TO DO = Omit the pictures from the entries below and retype everything else exactly.
--------------------
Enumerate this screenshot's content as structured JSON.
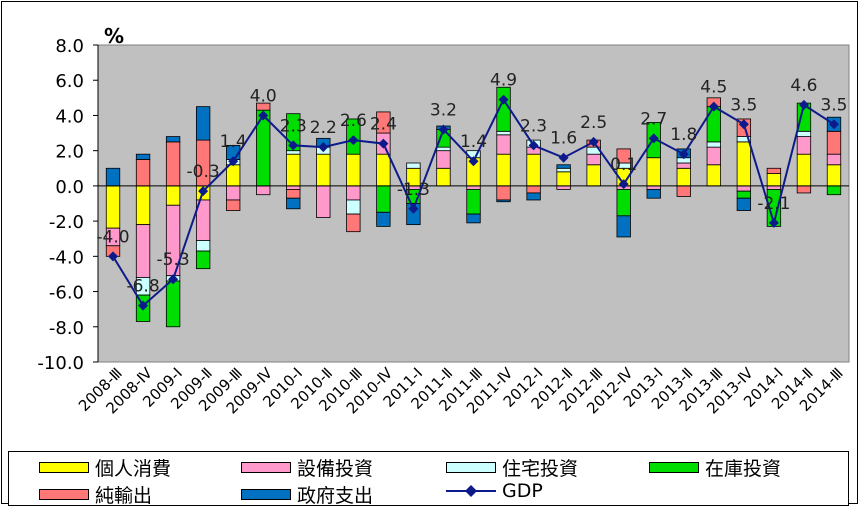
{
  "chart_data": {
    "type": "bar",
    "stacked": true,
    "overlay_line": "GDP",
    "unit_label": "%",
    "ylim": [
      -10,
      8
    ],
    "yticks": [
      "8.0",
      "6.0",
      "4.0",
      "2.0",
      "0.0",
      "-2.0",
      "-4.0",
      "-6.0",
      "-8.0",
      "-10.0"
    ],
    "categories": [
      "2008-Ⅲ",
      "2008-Ⅳ",
      "2009-Ⅰ",
      "2009-Ⅱ",
      "2009-Ⅲ",
      "2009-Ⅳ",
      "2010-Ⅰ",
      "2010-Ⅱ",
      "2010-Ⅲ",
      "2010-Ⅳ",
      "2011-Ⅰ",
      "2011-Ⅱ",
      "2011-Ⅲ",
      "2011-Ⅳ",
      "2012-Ⅰ",
      "2012-Ⅱ",
      "2012-Ⅲ",
      "2012-Ⅳ",
      "2013-Ⅰ",
      "2013-Ⅱ",
      "2013-Ⅲ",
      "2013-Ⅳ",
      "2014-Ⅰ",
      "2014-Ⅱ",
      "2014-Ⅲ"
    ],
    "series": [
      {
        "name": "個人消費",
        "color": "#ffff00",
        "values": [
          -2.4,
          -2.2,
          -1.1,
          -0.8,
          1.2,
          0.0,
          1.8,
          1.8,
          1.8,
          1.8,
          1.0,
          1.0,
          1.6,
          1.8,
          1.8,
          0.8,
          1.2,
          1.0,
          1.6,
          1.0,
          1.2,
          2.5,
          0.7,
          1.8,
          1.2
        ]
      },
      {
        "name": "設備投資",
        "color": "#ff99cc",
        "values": [
          -1.0,
          -3.0,
          -4.0,
          -2.3,
          -0.8,
          -0.5,
          -0.2,
          -1.8,
          -0.8,
          1.2,
          -0.2,
          1.0,
          -0.2,
          1.1,
          0.4,
          -0.2,
          0.6,
          -0.2,
          -0.2,
          0.3,
          1.0,
          -0.3,
          -0.2,
          1.0,
          0.6
        ]
      },
      {
        "name": "住宅投資",
        "color": "#ccffff",
        "values": [
          0.0,
          -1.0,
          -0.3,
          -0.6,
          0.3,
          0.0,
          0.2,
          0.4,
          -0.8,
          0.0,
          0.3,
          0.2,
          0.4,
          0.2,
          0.4,
          0.2,
          0.4,
          0.3,
          0.0,
          0.3,
          0.3,
          0.3,
          0.0,
          0.3,
          0.0
        ]
      },
      {
        "name": "在庫投資",
        "color": "#00dd00",
        "values": [
          0.0,
          -1.5,
          -2.6,
          -1.0,
          0.0,
          4.3,
          2.1,
          0.0,
          2.0,
          -1.5,
          -0.8,
          1.0,
          -1.4,
          2.5,
          0.0,
          0.0,
          0.0,
          -1.5,
          2.0,
          0.0,
          2.0,
          -0.4,
          -2.1,
          1.6,
          -0.5
        ]
      },
      {
        "name": "純輸出",
        "color": "#ff7777",
        "values": [
          -0.6,
          1.5,
          2.5,
          2.6,
          -0.6,
          0.4,
          -0.5,
          0.0,
          -1.0,
          1.2,
          0.0,
          0.0,
          0.0,
          -0.8,
          -0.4,
          0.0,
          0.4,
          0.8,
          0.0,
          -0.6,
          0.5,
          1.0,
          0.3,
          -0.4,
          1.3
        ]
      },
      {
        "name": "政府支出",
        "color": "#0070c0",
        "values": [
          1.0,
          0.3,
          0.3,
          1.9,
          0.8,
          0.0,
          -0.6,
          0.5,
          0.0,
          -0.8,
          -1.2,
          0.2,
          -0.5,
          -0.1,
          -0.4,
          0.2,
          0.0,
          -1.2,
          -0.5,
          0.5,
          0.0,
          -0.7,
          0.0,
          0.0,
          0.8
        ]
      }
    ],
    "line": {
      "name": "GDP",
      "color": "#0d1b8a",
      "values": [
        -4.0,
        -6.8,
        -5.3,
        -0.3,
        1.4,
        4.0,
        2.3,
        2.2,
        2.6,
        2.4,
        -1.3,
        3.2,
        1.4,
        4.9,
        2.3,
        1.6,
        2.5,
        0.1,
        2.7,
        1.8,
        4.5,
        3.5,
        -2.1,
        4.6,
        3.5
      ]
    },
    "data_labels": [
      "-4.0",
      "-6.8",
      "-5.3",
      "-0.3",
      "1.4",
      "4.0",
      "2.3",
      "2.2",
      "2.6",
      "2.4",
      "-1.3",
      "3.2",
      "1.4",
      "4.9",
      "2.3",
      "1.6",
      "2.5",
      "0.1",
      "2.7",
      "1.8",
      "4.5",
      "3.5",
      "-2.1",
      "4.6",
      "3.5"
    ],
    "legend": [
      {
        "label": "個人消費",
        "color": "#ffff00",
        "kind": "bar"
      },
      {
        "label": "設備投資",
        "color": "#ff99cc",
        "kind": "bar"
      },
      {
        "label": "住宅投資",
        "color": "#ccffff",
        "kind": "bar"
      },
      {
        "label": "在庫投資",
        "color": "#00dd00",
        "kind": "bar"
      },
      {
        "label": "純輸出",
        "color": "#ff7777",
        "kind": "bar"
      },
      {
        "label": "政府支出",
        "color": "#0070c0",
        "kind": "bar"
      },
      {
        "label": "GDP",
        "color": "#0d1b8a",
        "kind": "line"
      }
    ],
    "legend_position": "bottom",
    "plot_background": "#c0c0c0",
    "grid": false
  }
}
--------------------
FULL RESPONSE =
Enumerate this screenshot's content as structured JSON.
{
  "chart_data": {
    "type": "bar",
    "stacked": true,
    "overlay_line": "GDP",
    "unit_label": "%",
    "ylim": [
      -10,
      8
    ],
    "yticks": [
      "8.0",
      "6.0",
      "4.0",
      "2.0",
      "0.0",
      "-2.0",
      "-4.0",
      "-6.0",
      "-8.0",
      "-10.0"
    ],
    "categories": [
      "2008-Ⅲ",
      "2008-Ⅳ",
      "2009-Ⅰ",
      "2009-Ⅱ",
      "2009-Ⅲ",
      "2009-Ⅳ",
      "2010-Ⅰ",
      "2010-Ⅱ",
      "2010-Ⅲ",
      "2010-Ⅳ",
      "2011-Ⅰ",
      "2011-Ⅱ",
      "2011-Ⅲ",
      "2011-Ⅳ",
      "2012-Ⅰ",
      "2012-Ⅱ",
      "2012-Ⅲ",
      "2012-Ⅳ",
      "2013-Ⅰ",
      "2013-Ⅱ",
      "2013-Ⅲ",
      "2013-Ⅳ",
      "2014-Ⅰ",
      "2014-Ⅱ",
      "2014-Ⅲ"
    ],
    "series": [
      {
        "name": "個人消費",
        "color": "#ffff00",
        "values": [
          -2.4,
          -2.2,
          -1.1,
          -0.8,
          1.2,
          0.0,
          1.8,
          1.8,
          1.8,
          1.8,
          1.0,
          1.0,
          1.6,
          1.8,
          1.8,
          0.8,
          1.2,
          1.0,
          1.6,
          1.0,
          1.2,
          2.5,
          0.7,
          1.8,
          1.2
        ]
      },
      {
        "name": "設備投資",
        "color": "#ff99cc",
        "values": [
          -1.0,
          -3.0,
          -4.0,
          -2.3,
          -0.8,
          -0.5,
          -0.2,
          -1.8,
          -0.8,
          1.2,
          -0.2,
          1.0,
          -0.2,
          1.1,
          0.4,
          -0.2,
          0.6,
          -0.2,
          -0.2,
          0.3,
          1.0,
          -0.3,
          -0.2,
          1.0,
          0.6
        ]
      },
      {
        "name": "住宅投資",
        "color": "#ccffff",
        "values": [
          0.0,
          -1.0,
          -0.3,
          -0.6,
          0.3,
          0.0,
          0.2,
          0.4,
          -0.8,
          0.0,
          0.3,
          0.2,
          0.4,
          0.2,
          0.4,
          0.2,
          0.4,
          0.3,
          0.0,
          0.3,
          0.3,
          0.3,
          0.0,
          0.3,
          0.0
        ]
      },
      {
        "name": "在庫投資",
        "color": "#00dd00",
        "values": [
          0.0,
          -1.5,
          -2.6,
          -1.0,
          0.0,
          4.3,
          2.1,
          0.0,
          2.0,
          -1.5,
          -0.8,
          1.0,
          -1.4,
          2.5,
          0.0,
          0.0,
          0.0,
          -1.5,
          2.0,
          0.0,
          2.0,
          -0.4,
          -2.1,
          1.6,
          -0.5
        ]
      },
      {
        "name": "純輸出",
        "color": "#ff7777",
        "values": [
          -0.6,
          1.5,
          2.5,
          2.6,
          -0.6,
          0.4,
          -0.5,
          0.0,
          -1.0,
          1.2,
          0.0,
          0.0,
          0.0,
          -0.8,
          -0.4,
          0.0,
          0.4,
          0.8,
          0.0,
          -0.6,
          0.5,
          1.0,
          0.3,
          -0.4,
          1.3
        ]
      },
      {
        "name": "政府支出",
        "color": "#0070c0",
        "values": [
          1.0,
          0.3,
          0.3,
          1.9,
          0.8,
          0.0,
          -0.6,
          0.5,
          0.0,
          -0.8,
          -1.2,
          0.2,
          -0.5,
          -0.1,
          -0.4,
          0.2,
          0.0,
          -1.2,
          -0.5,
          0.5,
          0.0,
          -0.7,
          0.0,
          0.0,
          0.8
        ]
      }
    ],
    "line": {
      "name": "GDP",
      "color": "#0d1b8a",
      "values": [
        -4.0,
        -6.8,
        -5.3,
        -0.3,
        1.4,
        4.0,
        2.3,
        2.2,
        2.6,
        2.4,
        -1.3,
        3.2,
        1.4,
        4.9,
        2.3,
        1.6,
        2.5,
        0.1,
        2.7,
        1.8,
        4.5,
        3.5,
        -2.1,
        4.6,
        3.5
      ]
    },
    "data_labels": [
      "-4.0",
      "-6.8",
      "-5.3",
      "-0.3",
      "1.4",
      "4.0",
      "2.3",
      "2.2",
      "2.6",
      "2.4",
      "-1.3",
      "3.2",
      "1.4",
      "4.9",
      "2.3",
      "1.6",
      "2.5",
      "0.1",
      "2.7",
      "1.8",
      "4.5",
      "3.5",
      "-2.1",
      "4.6",
      "3.5"
    ],
    "legend": [
      {
        "label": "個人消費",
        "color": "#ffff00",
        "kind": "bar"
      },
      {
        "label": "設備投資",
        "color": "#ff99cc",
        "kind": "bar"
      },
      {
        "label": "住宅投資",
        "color": "#ccffff",
        "kind": "bar"
      },
      {
        "label": "在庫投資",
        "color": "#00dd00",
        "kind": "bar"
      },
      {
        "label": "純輸出",
        "color": "#ff7777",
        "kind": "bar"
      },
      {
        "label": "政府支出",
        "color": "#0070c0",
        "kind": "bar"
      },
      {
        "label": "GDP",
        "color": "#0d1b8a",
        "kind": "line"
      }
    ],
    "legend_position": "bottom",
    "plot_background": "#c0c0c0",
    "grid": false
  }
}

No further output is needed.